→ EXERCISE AIM:
Output the lines that follow exactly as they are.

→ EXTRACTED RECORDS:
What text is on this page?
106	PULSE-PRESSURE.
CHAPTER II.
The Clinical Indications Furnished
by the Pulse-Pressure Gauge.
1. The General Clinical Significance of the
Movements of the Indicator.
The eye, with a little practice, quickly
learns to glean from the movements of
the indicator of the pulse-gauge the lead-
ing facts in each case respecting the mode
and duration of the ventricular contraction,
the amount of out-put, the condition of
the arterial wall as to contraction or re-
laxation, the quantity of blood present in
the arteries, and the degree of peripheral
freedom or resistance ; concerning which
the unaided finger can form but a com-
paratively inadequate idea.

→ WRITTEN RESPONSE:
What text is on this page?
106	PULSE-PRESSURE.
CHAPTER II.
The Clinical Indications Furnished
by the Pulse-Pressure Gauge.
1. The General Clinical Significance of the
Movements of the Indicator.
The eye, with a little practice, quickly
learns to glean from the movements of
the indicator of the pulse-gauge the lead-
ing facts in each case respecting the mode
and duration of the ventricular contraction,
the amount of out-put, the condition of
the arterial wall as to contraction or re-
laxation, the quantity of blood present in
the arteries, and the degree of peripheral
freedom or resistance ; concerning which
the unaided finger can form but a com-
paratively inadequate idea.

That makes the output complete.